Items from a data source
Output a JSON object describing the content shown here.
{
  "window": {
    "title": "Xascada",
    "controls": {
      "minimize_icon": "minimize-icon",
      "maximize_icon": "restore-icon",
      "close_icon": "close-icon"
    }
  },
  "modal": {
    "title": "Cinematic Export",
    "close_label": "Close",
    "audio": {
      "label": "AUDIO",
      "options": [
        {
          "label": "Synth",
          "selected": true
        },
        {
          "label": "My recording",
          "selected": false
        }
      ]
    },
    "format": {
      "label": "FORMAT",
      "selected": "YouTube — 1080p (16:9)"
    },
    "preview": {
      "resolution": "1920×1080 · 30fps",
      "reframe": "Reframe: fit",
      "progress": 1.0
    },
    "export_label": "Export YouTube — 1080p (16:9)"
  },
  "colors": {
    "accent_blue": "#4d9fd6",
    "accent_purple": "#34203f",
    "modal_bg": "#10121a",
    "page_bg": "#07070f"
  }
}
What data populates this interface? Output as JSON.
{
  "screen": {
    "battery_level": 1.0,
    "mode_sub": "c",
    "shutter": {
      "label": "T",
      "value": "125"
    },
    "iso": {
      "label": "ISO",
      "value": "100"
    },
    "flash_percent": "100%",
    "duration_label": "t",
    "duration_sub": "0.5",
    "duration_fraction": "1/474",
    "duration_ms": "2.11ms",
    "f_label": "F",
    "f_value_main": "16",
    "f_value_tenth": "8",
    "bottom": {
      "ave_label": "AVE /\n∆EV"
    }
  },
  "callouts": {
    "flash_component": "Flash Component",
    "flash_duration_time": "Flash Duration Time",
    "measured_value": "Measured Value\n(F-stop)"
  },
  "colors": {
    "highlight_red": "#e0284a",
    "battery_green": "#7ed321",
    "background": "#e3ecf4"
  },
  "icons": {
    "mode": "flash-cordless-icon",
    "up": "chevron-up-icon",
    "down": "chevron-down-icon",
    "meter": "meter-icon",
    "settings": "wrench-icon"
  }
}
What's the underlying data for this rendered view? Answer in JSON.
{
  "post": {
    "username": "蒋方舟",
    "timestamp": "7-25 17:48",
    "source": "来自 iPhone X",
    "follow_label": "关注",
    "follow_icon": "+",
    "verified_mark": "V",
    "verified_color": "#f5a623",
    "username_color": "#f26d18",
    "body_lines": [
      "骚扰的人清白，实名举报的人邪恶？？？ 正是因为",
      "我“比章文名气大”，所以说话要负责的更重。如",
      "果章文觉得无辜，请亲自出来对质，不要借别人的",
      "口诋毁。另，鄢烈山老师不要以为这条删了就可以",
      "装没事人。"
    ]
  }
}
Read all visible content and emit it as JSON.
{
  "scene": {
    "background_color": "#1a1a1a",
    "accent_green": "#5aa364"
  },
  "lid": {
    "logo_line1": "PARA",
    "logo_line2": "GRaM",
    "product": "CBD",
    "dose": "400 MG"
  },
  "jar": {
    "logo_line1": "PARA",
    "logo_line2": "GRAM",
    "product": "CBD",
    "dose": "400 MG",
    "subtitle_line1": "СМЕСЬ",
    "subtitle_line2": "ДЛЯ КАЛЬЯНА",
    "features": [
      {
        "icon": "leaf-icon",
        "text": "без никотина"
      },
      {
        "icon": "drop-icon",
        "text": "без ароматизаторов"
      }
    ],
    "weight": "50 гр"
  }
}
...
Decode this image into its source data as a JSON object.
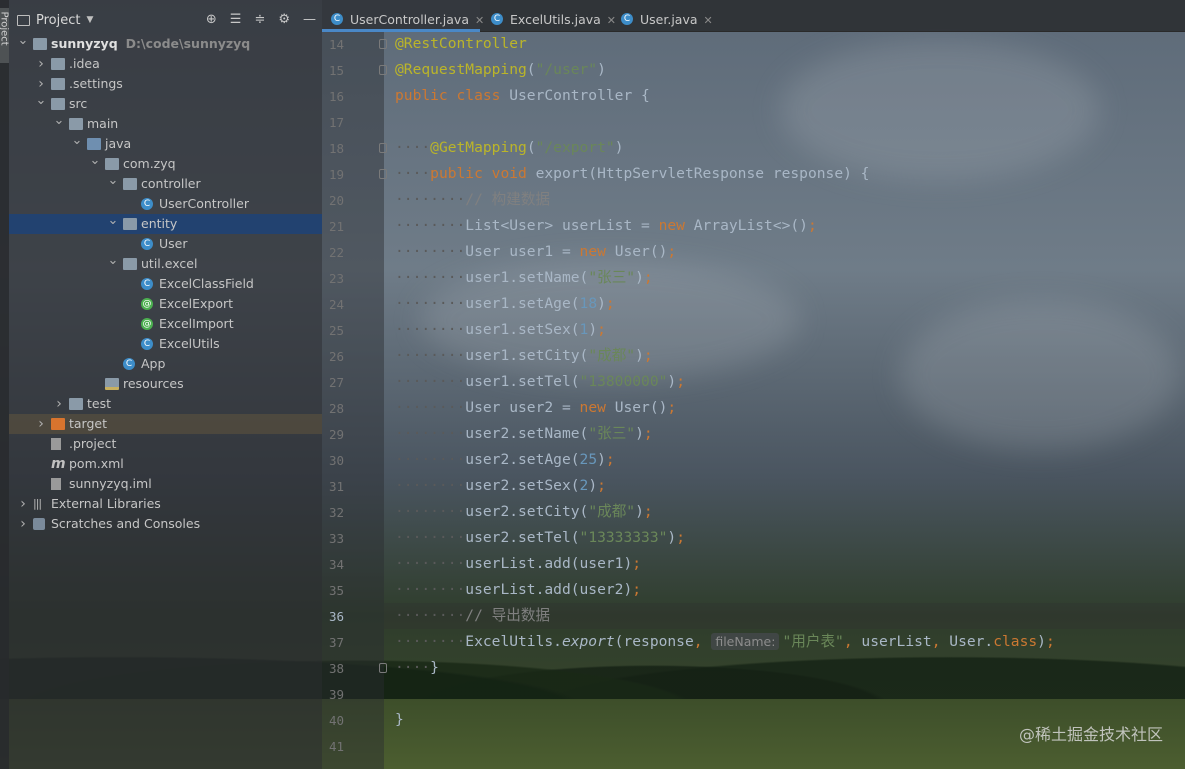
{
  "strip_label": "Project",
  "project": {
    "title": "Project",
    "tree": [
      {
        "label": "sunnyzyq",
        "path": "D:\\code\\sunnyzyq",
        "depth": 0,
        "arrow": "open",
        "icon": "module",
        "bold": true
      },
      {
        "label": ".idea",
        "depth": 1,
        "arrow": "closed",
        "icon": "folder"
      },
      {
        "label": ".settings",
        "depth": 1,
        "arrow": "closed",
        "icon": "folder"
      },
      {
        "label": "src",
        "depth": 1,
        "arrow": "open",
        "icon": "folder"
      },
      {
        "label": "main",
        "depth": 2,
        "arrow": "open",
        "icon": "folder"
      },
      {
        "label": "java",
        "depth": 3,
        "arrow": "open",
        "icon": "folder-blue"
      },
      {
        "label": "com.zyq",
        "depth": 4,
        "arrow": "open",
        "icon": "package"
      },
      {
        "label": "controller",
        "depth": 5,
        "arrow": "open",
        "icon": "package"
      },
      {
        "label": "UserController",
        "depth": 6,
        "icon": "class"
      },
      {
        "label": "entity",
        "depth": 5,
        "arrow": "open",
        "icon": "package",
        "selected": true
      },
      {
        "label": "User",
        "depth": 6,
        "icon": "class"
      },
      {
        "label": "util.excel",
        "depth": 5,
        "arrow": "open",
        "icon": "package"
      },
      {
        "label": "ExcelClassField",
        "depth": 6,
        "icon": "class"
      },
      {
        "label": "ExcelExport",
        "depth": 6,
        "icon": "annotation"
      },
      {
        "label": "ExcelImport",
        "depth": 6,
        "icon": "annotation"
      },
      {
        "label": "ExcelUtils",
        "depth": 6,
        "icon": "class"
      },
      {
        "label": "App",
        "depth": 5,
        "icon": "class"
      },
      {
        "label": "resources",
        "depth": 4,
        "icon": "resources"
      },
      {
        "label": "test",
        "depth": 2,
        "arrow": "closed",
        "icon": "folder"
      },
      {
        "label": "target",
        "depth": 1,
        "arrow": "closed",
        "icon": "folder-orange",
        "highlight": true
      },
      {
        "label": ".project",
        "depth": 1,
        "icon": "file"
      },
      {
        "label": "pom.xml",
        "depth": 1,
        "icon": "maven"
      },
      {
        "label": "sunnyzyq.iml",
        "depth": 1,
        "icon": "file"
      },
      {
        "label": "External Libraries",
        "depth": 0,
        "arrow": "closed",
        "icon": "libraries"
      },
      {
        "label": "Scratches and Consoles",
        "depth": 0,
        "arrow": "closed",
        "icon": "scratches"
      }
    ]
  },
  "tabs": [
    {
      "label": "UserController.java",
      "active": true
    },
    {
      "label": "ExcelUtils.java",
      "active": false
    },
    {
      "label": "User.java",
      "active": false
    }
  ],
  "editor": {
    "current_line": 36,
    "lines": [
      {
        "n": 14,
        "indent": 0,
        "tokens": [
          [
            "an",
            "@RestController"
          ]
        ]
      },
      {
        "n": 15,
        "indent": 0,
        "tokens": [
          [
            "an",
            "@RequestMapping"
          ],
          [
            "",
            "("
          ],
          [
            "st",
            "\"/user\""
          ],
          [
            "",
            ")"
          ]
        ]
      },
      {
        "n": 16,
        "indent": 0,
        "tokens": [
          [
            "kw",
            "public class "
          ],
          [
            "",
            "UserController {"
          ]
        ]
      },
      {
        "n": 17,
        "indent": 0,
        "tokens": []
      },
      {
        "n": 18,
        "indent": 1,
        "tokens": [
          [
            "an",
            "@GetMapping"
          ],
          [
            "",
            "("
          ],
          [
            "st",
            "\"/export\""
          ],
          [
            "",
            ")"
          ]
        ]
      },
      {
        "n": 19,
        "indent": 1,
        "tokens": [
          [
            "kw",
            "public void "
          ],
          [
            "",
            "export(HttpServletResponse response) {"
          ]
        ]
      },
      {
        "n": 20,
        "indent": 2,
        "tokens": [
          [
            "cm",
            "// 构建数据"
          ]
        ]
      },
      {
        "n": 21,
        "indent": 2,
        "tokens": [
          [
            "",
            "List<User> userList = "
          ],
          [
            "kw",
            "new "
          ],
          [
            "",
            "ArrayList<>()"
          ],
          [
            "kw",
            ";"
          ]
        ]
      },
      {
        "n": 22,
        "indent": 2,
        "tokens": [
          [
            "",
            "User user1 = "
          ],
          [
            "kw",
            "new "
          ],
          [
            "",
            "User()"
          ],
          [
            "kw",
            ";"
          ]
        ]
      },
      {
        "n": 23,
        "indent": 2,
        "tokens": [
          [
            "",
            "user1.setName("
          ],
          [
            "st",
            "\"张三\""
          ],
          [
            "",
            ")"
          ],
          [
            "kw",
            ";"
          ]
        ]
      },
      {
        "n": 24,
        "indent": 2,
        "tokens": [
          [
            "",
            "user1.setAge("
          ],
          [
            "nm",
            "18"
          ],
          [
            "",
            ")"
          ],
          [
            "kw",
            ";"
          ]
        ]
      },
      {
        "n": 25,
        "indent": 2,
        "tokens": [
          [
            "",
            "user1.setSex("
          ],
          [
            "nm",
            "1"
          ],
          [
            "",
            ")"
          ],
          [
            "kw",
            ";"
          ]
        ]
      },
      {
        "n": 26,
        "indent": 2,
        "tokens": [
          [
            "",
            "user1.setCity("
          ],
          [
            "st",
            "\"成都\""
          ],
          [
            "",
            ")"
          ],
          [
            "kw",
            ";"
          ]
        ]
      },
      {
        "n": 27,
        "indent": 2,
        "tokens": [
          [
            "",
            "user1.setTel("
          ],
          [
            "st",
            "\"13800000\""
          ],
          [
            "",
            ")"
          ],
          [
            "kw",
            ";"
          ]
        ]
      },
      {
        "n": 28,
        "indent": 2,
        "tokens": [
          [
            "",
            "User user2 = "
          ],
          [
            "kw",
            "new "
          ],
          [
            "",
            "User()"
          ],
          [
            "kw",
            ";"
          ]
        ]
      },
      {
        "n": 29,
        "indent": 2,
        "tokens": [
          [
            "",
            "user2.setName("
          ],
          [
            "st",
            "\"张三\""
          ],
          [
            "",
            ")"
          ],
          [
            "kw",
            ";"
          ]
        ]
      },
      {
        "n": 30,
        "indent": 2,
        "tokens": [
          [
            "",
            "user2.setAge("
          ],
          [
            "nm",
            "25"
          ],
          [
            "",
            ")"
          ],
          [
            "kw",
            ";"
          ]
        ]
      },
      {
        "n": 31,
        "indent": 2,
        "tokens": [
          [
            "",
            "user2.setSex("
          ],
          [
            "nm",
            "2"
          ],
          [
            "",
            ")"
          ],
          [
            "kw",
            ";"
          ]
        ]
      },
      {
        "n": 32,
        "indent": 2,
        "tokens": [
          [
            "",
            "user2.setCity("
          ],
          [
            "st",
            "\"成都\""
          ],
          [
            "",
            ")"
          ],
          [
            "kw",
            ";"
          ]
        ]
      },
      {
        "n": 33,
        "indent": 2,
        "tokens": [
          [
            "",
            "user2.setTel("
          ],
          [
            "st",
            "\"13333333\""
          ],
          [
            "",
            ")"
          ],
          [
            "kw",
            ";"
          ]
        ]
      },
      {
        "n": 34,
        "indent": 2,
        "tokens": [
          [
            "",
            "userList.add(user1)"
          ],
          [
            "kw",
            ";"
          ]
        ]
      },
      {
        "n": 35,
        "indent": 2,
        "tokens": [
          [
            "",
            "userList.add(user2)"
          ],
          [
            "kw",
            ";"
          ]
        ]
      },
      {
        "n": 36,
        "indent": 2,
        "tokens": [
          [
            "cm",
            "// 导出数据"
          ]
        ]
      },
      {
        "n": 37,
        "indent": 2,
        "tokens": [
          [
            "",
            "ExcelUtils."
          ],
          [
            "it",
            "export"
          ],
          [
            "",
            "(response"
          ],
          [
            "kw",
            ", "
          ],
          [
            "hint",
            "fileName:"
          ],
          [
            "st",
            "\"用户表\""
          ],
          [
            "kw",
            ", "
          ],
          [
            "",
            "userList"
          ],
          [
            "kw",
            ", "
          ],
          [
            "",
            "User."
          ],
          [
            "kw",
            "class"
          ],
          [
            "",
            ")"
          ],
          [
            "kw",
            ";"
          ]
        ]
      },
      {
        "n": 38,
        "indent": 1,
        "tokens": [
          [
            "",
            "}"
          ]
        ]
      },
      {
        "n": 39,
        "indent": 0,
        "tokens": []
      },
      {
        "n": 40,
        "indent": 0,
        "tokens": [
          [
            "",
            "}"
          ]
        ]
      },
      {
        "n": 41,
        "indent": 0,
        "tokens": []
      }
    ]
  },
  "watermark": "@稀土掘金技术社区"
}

Exercise goal: Of the lines in the material, how many include "chevron"? Respond with the number alone.

Exercise answer: 2